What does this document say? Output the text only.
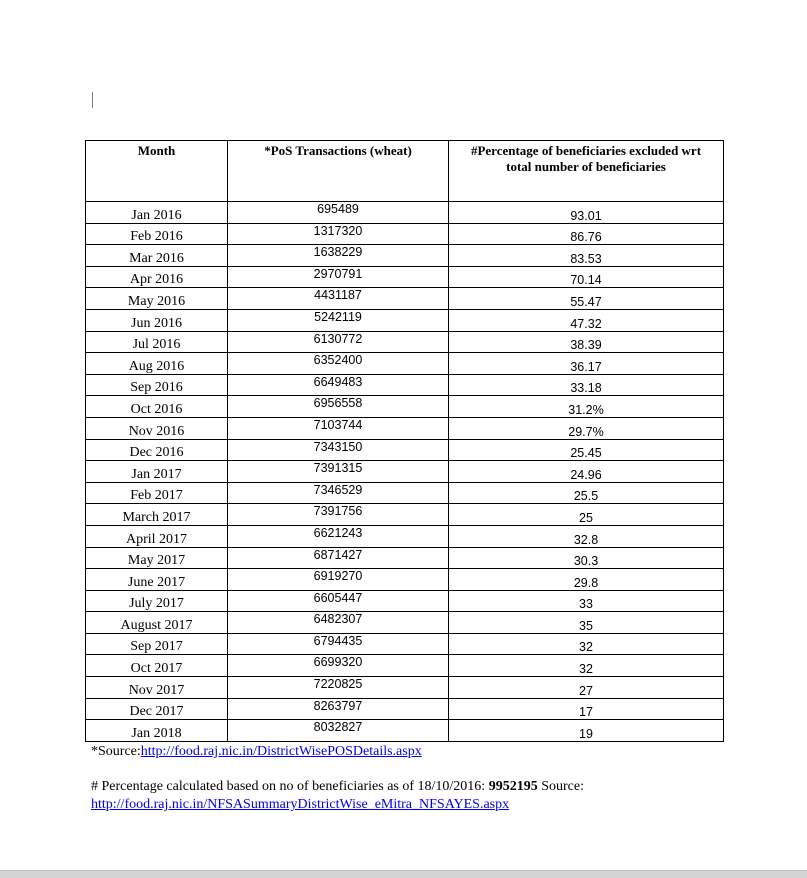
Month	*PoS Transactions (wheat)	#Percentage of beneficiaries excluded wrt
total number of beneficiaries
Jan 2016	695489	93.01
Feb 2016	1317320	86.76
Mar 2016	1638229	83.53
Apr 2016	2970791	70.14
May 2016	4431187	55.47
Jun 2016	5242119	47.32
Jul 2016	6130772	38.39
Aug 2016	6352400	36.17
Sep 2016	6649483	33.18
Oct 2016	6956558	31.2%
Nov 2016	7103744	29.7%
Dec 2016	7343150	25.45
Jan 2017	7391315	24.96
Feb 2017	7346529	25.5
March 2017	7391756	25
April 2017	6621243	32.8
May 2017	6871427	30.3
June 2017	6919270	29.8
July 2017	6605447	33
August 2017	6482307	35
Sep 2017	6794435	32
Oct 2017	6699320	32
Nov 2017	7220825	27
Dec 2017	8263797	17
Jan 2018	8032827	19
*Source:http://food.raj.nic.in/DistrictWisePOSDetails.aspx
# Percentage calculated based on no of beneficiaries as of 18/10/2016: 9952195 Source:
http://food.raj.nic.in/NFSASummaryDistrictWise_eMitra_NFSAYES.aspx
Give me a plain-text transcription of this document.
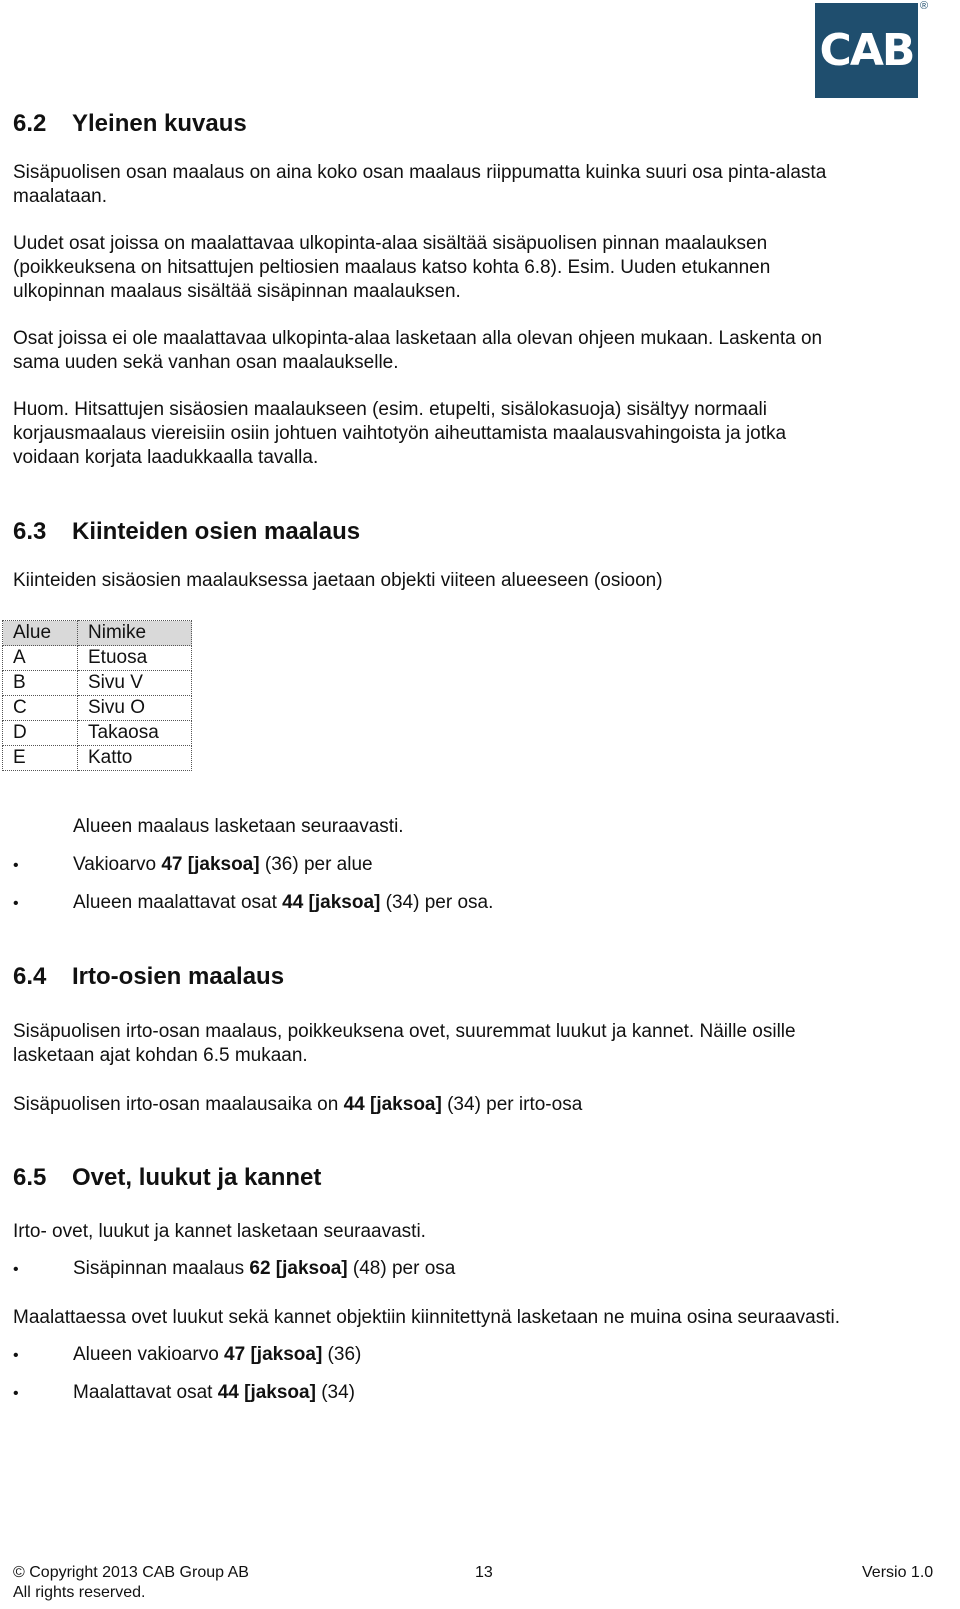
CAB
®
6.2 Yleinen kuvaus
Sisäpuolisen osan maalaus on aina koko osan maalaus riippumatta kuinka suuri osa pinta-alasta
maalataan.
Uudet osat joissa on maalattavaa ulkopinta-alaa sisältää sisäpuolisen pinnan maalauksen
(poikkeuksena on hitsattujen peltiosien maalaus katso kohta 6.8). Esim. Uuden etukannen
ulkopinnan maalaus sisältää sisäpinnan maalauksen.
Osat joissa ei ole maalattavaa ulkopinta-alaa lasketaan alla olevan ohjeen mukaan. Laskenta on
sama uuden sekä vanhan osan maalaukselle.
Huom. Hitsattujen sisäosien maalaukseen (esim. etupelti, sisälokasuoja) sisältyy normaali
korjausmaalaus viereisiin osiin johtuen vaihtotyön aiheuttamista maalausvahingoista ja jotka
voidaan korjata laadukkaalla tavalla.
6.3 Kiinteiden osien maalaus
Kiinteiden sisäosien maalauksessa jaetaan objekti viiteen alueeseen (osioon)
Alue	Nimike
A	Etuosa
B	Sivu V
C	Sivu O
D	Takaosa
E	Katto
Alueen maalaus lasketaan seuraavasti.
•	Vakioarvo 47 [jaksoa] (36) per alue
•	Alueen maalattavat osat 44 [jaksoa] (34) per osa.
6.4 Irto-osien maalaus
Sisäpuolisen irto-osan maalaus, poikkeuksena ovet, suuremmat luukut ja kannet. Näille osille
lasketaan ajat kohdan 6.5 mukaan.
Sisäpuolisen irto-osan maalausaika on 44 [jaksoa] (34) per irto-osa
6.5 Ovet, luukut ja kannet
Irto- ovet, luukut ja kannet lasketaan seuraavasti.
•	Sisäpinnan maalaus 62 [jaksoa] (48) per osa
Maalattaessa ovet luukut sekä kannet objektiin kiinnitettynä lasketaan ne muina osina seuraavasti.
•	Alueen vakioarvo 47 [jaksoa] (36)
•	Maalattavat osat 44 [jaksoa] (34)
© Copyright 2013 CAB Group AB
All rights reserved.
13	Versio 1.0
__________
> What you will do: Keep every word of the data as it is when you write it out, but drop the pictures.

> Answer to the exercise:
What does this document say? Output the text only.
Month	*PoS Transactions (wheat)	#Percentage of beneficiaries excluded wrt
total number of beneficiaries
Jan 2016	695489	93.01
Feb 2016	1317320	86.76
Mar 2016	1638229	83.53
Apr 2016	2970791	70.14
May 2016	4431187	55.47
Jun 2016	5242119	47.32
Jul 2016	6130772	38.39
Aug 2016	6352400	36.17
Sep 2016	6649483	33.18
Oct 2016	6956558	31.2%
Nov 2016	7103744	29.7%
Dec 2016	7343150	25.45
Jan 2017	7391315	24.96
Feb 2017	7346529	25.5
March 2017	7391756	25
April 2017	6621243	32.8
May 2017	6871427	30.3
June 2017	6919270	29.8
July 2017	6605447	33
August 2017	6482307	35
Sep 2017	6794435	32
Oct 2017	6699320	32
Nov 2017	7220825	27
Dec 2017	8263797	17
Jan 2018	8032827	19
*Source:http://food.raj.nic.in/DistrictWisePOSDetails.aspx
# Percentage calculated based on no of beneficiaries as of 18/10/2016: 9952195 Source:
http://food.raj.nic.in/NFSASummaryDistrictWise_eMitra_NFSAYES.aspx
Give me a plain-text transcription of this document.
CAB
®
6.2 Yleinen kuvaus
Sisäpuolisen osan maalaus on aina koko osan maalaus riippumatta kuinka suuri osa pinta-alasta
maalataan.
Uudet osat joissa on maalattavaa ulkopinta-alaa sisältää sisäpuolisen pinnan maalauksen
(poikkeuksena on hitsattujen peltiosien maalaus katso kohta 6.8). Esim. Uuden etukannen
ulkopinnan maalaus sisältää sisäpinnan maalauksen.
Osat joissa ei ole maalattavaa ulkopinta-alaa lasketaan alla olevan ohjeen mukaan. Laskenta on
sama uuden sekä vanhan osan maalaukselle.
Huom. Hitsattujen sisäosien maalaukseen (esim. etupelti, sisälokasuoja) sisältyy normaali
korjausmaalaus viereisiin osiin johtuen vaihtotyön aiheuttamista maalausvahingoista ja jotka
voidaan korjata laadukkaalla tavalla.
6.3 Kiinteiden osien maalaus
Kiinteiden sisäosien maalauksessa jaetaan objekti viiteen alueeseen (osioon)
Alue	Nimike
A	Etuosa
B	Sivu V
C	Sivu O
D	Takaosa
E	Katto
Alueen maalaus lasketaan seuraavasti.
•	Vakioarvo 47 [jaksoa] (36) per alue
•	Alueen maalattavat osat 44 [jaksoa] (34) per osa.
6.4 Irto-osien maalaus
Sisäpuolisen irto-osan maalaus, poikkeuksena ovet, suuremmat luukut ja kannet. Näille osille
lasketaan ajat kohdan 6.5 mukaan.
Sisäpuolisen irto-osan maalausaika on 44 [jaksoa] (34) per irto-osa
6.5 Ovet, luukut ja kannet
Irto- ovet, luukut ja kannet lasketaan seuraavasti.
•	Sisäpinnan maalaus 62 [jaksoa] (48) per osa
Maalattaessa ovet luukut sekä kannet objektiin kiinnitettynä lasketaan ne muina osina seuraavasti.
•	Alueen vakioarvo 47 [jaksoa] (36)
•	Maalattavat osat 44 [jaksoa] (34)
© Copyright 2013 CAB Group AB
All rights reserved.
13	Versio 1.0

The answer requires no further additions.